►

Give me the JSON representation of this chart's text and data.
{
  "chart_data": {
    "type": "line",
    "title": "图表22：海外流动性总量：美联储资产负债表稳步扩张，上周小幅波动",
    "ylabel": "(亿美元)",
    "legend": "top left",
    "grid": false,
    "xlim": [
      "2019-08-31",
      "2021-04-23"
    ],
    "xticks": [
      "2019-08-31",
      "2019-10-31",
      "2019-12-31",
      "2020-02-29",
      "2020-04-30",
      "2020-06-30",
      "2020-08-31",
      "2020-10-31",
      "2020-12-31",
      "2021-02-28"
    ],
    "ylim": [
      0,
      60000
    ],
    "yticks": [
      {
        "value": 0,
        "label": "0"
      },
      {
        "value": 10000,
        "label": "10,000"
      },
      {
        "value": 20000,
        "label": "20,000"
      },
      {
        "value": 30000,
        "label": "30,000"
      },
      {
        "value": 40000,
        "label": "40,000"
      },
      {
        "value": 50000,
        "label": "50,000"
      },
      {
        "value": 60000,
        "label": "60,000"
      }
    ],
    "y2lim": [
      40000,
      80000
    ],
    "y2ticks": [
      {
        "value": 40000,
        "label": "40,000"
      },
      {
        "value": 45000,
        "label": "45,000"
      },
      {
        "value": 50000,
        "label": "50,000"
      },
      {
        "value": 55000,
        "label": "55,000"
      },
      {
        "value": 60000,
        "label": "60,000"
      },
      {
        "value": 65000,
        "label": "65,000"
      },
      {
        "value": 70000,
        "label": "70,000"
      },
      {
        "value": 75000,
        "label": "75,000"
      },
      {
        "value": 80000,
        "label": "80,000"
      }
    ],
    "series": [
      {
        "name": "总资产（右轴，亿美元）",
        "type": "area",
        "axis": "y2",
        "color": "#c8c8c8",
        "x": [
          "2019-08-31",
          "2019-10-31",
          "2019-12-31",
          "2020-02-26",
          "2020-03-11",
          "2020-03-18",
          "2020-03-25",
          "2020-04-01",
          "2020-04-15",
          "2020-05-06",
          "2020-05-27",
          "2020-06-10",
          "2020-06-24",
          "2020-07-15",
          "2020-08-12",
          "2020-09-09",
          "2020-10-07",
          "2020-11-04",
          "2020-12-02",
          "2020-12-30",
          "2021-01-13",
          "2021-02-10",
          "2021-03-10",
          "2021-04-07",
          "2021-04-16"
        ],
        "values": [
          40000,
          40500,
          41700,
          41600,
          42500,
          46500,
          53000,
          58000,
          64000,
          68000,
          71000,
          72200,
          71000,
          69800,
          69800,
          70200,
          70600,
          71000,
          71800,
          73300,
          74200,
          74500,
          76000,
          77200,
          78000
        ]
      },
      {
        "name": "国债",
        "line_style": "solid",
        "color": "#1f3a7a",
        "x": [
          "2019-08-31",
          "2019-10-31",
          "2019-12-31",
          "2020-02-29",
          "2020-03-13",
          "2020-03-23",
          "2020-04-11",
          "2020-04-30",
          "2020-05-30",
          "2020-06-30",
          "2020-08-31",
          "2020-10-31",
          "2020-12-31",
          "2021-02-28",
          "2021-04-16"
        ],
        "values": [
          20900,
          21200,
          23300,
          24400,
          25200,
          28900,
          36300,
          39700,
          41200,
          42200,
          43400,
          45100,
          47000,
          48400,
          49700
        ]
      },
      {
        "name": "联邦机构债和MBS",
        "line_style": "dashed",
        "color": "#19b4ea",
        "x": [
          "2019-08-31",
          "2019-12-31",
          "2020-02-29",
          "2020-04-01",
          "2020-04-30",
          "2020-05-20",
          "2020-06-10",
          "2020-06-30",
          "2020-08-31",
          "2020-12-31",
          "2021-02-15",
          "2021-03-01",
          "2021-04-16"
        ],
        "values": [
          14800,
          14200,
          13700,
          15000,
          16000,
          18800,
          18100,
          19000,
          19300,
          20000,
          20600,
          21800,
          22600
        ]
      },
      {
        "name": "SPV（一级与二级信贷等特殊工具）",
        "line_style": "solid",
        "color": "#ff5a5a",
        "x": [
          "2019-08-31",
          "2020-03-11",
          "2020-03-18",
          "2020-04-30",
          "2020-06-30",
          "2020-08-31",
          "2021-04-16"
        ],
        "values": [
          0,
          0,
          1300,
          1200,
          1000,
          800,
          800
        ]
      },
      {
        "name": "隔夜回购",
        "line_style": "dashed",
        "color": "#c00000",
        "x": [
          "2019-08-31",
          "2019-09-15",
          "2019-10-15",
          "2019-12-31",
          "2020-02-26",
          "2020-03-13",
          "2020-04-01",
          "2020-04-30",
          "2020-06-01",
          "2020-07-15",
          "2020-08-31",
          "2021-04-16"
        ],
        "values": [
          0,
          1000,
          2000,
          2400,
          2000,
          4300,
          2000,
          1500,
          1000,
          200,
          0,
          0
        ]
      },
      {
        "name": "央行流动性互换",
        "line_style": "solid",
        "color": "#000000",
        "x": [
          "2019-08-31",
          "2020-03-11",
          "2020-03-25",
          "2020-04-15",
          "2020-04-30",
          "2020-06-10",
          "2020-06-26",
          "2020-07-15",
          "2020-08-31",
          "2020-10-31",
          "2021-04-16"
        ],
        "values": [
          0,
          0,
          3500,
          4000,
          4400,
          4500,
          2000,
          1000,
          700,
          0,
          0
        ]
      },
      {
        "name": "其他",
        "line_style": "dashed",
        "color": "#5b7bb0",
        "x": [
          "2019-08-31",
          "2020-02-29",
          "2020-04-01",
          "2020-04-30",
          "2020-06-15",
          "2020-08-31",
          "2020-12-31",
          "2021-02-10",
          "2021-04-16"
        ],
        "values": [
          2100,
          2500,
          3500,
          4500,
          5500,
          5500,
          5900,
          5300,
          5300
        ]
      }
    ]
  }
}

◄

◆ WHAT IS ASKED: Every entry in the listing must be retyped exactly.

◆ EXERCISE OUTPUT:
Give me the JSON representation of this chart's text and data.
{
  "chart_data": {
    "type": "line",
    "title": "图表22：海外流动性总量：美联储资产负债表稳步扩张，上周小幅波动",
    "ylabel": "(亿美元)",
    "legend": "top left",
    "grid": false,
    "xlim": [
      "2019-08-31",
      "2021-04-23"
    ],
    "xticks": [
      "2019-08-31",
      "2019-10-31",
      "2019-12-31",
      "2020-02-29",
      "2020-04-30",
      "2020-06-30",
      "2020-08-31",
      "2020-10-31",
      "2020-12-31",
      "2021-02-28"
    ],
    "ylim": [
      0,
      60000
    ],
    "yticks": [
      {
        "value": 0,
        "label": "0"
      },
      {
        "value": 10000,
        "label": "10,000"
      },
      {
        "value": 20000,
        "label": "20,000"
      },
      {
        "value": 30000,
        "label": "30,000"
      },
      {
        "value": 40000,
        "label": "40,000"
      },
      {
        "value": 50000,
        "label": "50,000"
      },
      {
        "value": 60000,
        "label": "60,000"
      }
    ],
    "y2lim": [
      40000,
      80000
    ],
    "y2ticks": [
      {
        "value": 40000,
        "label": "40,000"
      },
      {
        "value": 45000,
        "label": "45,000"
      },
      {
        "value": 50000,
        "label": "50,000"
      },
      {
        "value": 55000,
        "label": "55,000"
      },
      {
        "value": 60000,
        "label": "60,000"
      },
      {
        "value": 65000,
        "label": "65,000"
      },
      {
        "value": 70000,
        "label": "70,000"
      },
      {
        "value": 75000,
        "label": "75,000"
      },
      {
        "value": 80000,
        "label": "80,000"
      }
    ],
    "series": [
      {
        "name": "总资产（右轴，亿美元）",
        "type": "area",
        "axis": "y2",
        "color": "#c8c8c8",
        "x": [
          "2019-08-31",
          "2019-10-31",
          "2019-12-31",
          "2020-02-26",
          "2020-03-11",
          "2020-03-18",
          "2020-03-25",
          "2020-04-01",
          "2020-04-15",
          "2020-05-06",
          "2020-05-27",
          "2020-06-10",
          "2020-06-24",
          "2020-07-15",
          "2020-08-12",
          "2020-09-09",
          "2020-10-07",
          "2020-11-04",
          "2020-12-02",
          "2020-12-30",
          "2021-01-13",
          "2021-02-10",
          "2021-03-10",
          "2021-04-07",
          "2021-04-16"
        ],
        "values": [
          40000,
          40500,
          41700,
          41600,
          42500,
          46500,
          53000,
          58000,
          64000,
          68000,
          71000,
          72200,
          71000,
          69800,
          69800,
          70200,
          70600,
          71000,
          71800,
          73300,
          74200,
          74500,
          76000,
          77200,
          78000
        ]
      },
      {
        "name": "国债",
        "line_style": "solid",
        "color": "#1f3a7a",
        "x": [
          "2019-08-31",
          "2019-10-31",
          "2019-12-31",
          "2020-02-29",
          "2020-03-13",
          "2020-03-23",
          "2020-04-11",
          "2020-04-30",
          "2020-05-30",
          "2020-06-30",
          "2020-08-31",
          "2020-10-31",
          "2020-12-31",
          "2021-02-28",
          "2021-04-16"
        ],
        "values": [
          20900,
          21200,
          23300,
          24400,
          25200,
          28900,
          36300,
          39700,
          41200,
          42200,
          43400,
          45100,
          47000,
          48400,
          49700
        ]
      },
      {
        "name": "联邦机构债和MBS",
        "line_style": "dashed",
        "color": "#19b4ea",
        "x": [
          "2019-08-31",
          "2019-12-31",
          "2020-02-29",
          "2020-04-01",
          "2020-04-30",
          "2020-05-20",
          "2020-06-10",
          "2020-06-30",
          "2020-08-31",
          "2020-12-31",
          "2021-02-15",
          "2021-03-01",
          "2021-04-16"
        ],
        "values": [
          14800,
          14200,
          13700,
          15000,
          16000,
          18800,
          18100,
          19000,
          19300,
          20000,
          20600,
          21800,
          22600
        ]
      },
      {
        "name": "SPV（一级与二级信贷等特殊工具）",
        "line_style": "solid",
        "color": "#ff5a5a",
        "x": [
          "2019-08-31",
          "2020-03-11",
          "2020-03-18",
          "2020-04-30",
          "2020-06-30",
          "2020-08-31",
          "2021-04-16"
        ],
        "values": [
          0,
          0,
          1300,
          1200,
          1000,
          800,
          800
        ]
      },
      {
        "name": "隔夜回购",
        "line_style": "dashed",
        "color": "#c00000",
        "x": [
          "2019-08-31",
          "2019-09-15",
          "2019-10-15",
          "2019-12-31",
          "2020-02-26",
          "2020-03-13",
          "2020-04-01",
          "2020-04-30",
          "2020-06-01",
          "2020-07-15",
          "2020-08-31",
          "2021-04-16"
        ],
        "values": [
          0,
          1000,
          2000,
          2400,
          2000,
          4300,
          2000,
          1500,
          1000,
          200,
          0,
          0
        ]
      },
      {
        "name": "央行流动性互换",
        "line_style": "solid",
        "color": "#000000",
        "x": [
          "2019-08-31",
          "2020-03-11",
          "2020-03-25",
          "2020-04-15",
          "2020-04-30",
          "2020-06-10",
          "2020-06-26",
          "2020-07-15",
          "2020-08-31",
          "2020-10-31",
          "2021-04-16"
        ],
        "values": [
          0,
          0,
          3500,
          4000,
          4400,
          4500,
          2000,
          1000,
          700,
          0,
          0
        ]
      },
      {
        "name": "其他",
        "line_style": "dashed",
        "color": "#5b7bb0",
        "x": [
          "2019-08-31",
          "2020-02-29",
          "2020-04-01",
          "2020-04-30",
          "2020-06-15",
          "2020-08-31",
          "2020-12-31",
          "2021-02-10",
          "2021-04-16"
        ],
        "values": [
          2100,
          2500,
          3500,
          4500,
          5500,
          5500,
          5900,
          5300,
          5300
        ]
      }
    ]
  }
}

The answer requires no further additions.